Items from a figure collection
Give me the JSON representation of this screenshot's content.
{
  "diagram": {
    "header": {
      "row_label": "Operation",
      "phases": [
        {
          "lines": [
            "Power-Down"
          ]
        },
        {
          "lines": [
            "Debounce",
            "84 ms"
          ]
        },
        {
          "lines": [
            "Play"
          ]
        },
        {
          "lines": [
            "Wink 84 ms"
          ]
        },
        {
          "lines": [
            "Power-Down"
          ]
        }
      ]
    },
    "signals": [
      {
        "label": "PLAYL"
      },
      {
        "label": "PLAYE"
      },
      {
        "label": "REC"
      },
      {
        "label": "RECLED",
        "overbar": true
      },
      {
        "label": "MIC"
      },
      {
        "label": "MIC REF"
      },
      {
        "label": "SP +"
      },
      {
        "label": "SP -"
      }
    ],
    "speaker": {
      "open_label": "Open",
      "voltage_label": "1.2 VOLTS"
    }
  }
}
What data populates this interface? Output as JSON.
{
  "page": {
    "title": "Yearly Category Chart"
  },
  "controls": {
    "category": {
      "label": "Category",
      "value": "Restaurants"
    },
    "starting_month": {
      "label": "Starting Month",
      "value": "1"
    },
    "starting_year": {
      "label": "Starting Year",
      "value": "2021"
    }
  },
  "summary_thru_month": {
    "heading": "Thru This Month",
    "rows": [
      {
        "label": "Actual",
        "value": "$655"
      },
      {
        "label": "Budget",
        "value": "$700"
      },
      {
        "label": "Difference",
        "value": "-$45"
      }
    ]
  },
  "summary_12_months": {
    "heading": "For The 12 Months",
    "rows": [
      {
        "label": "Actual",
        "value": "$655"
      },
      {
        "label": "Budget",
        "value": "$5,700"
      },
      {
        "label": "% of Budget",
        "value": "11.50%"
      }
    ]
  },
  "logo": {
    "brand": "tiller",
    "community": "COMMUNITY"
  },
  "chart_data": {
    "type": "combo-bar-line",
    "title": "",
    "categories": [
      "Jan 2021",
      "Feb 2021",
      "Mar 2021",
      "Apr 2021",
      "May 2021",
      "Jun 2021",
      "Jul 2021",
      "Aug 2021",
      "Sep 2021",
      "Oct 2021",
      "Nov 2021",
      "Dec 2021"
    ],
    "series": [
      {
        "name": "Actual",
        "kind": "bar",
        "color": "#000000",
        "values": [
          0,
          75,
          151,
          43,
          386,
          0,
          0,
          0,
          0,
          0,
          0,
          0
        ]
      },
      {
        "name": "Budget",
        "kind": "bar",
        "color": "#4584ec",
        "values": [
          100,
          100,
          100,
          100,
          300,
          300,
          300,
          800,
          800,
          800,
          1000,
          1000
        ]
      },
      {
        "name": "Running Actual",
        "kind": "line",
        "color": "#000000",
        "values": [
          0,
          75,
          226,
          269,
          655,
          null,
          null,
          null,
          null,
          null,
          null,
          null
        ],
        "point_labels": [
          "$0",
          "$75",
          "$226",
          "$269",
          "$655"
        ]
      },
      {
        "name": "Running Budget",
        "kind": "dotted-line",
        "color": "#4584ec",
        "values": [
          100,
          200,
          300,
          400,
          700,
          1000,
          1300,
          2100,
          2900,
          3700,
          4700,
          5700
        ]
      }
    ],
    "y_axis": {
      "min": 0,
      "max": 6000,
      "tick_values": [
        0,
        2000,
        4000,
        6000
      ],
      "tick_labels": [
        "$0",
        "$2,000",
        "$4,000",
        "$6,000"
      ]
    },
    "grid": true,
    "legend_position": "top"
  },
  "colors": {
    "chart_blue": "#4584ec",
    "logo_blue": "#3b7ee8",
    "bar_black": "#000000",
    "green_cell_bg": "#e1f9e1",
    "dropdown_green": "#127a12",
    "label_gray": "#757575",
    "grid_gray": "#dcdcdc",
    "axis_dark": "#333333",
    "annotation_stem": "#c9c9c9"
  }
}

**What the exercise asks**
Look through the records and gather each line with the word "name".

**Response for this exercise**
        "name": "Actual",
        "name": "Budget",
        "name": "Running Actual",
        "name": "Running Budget",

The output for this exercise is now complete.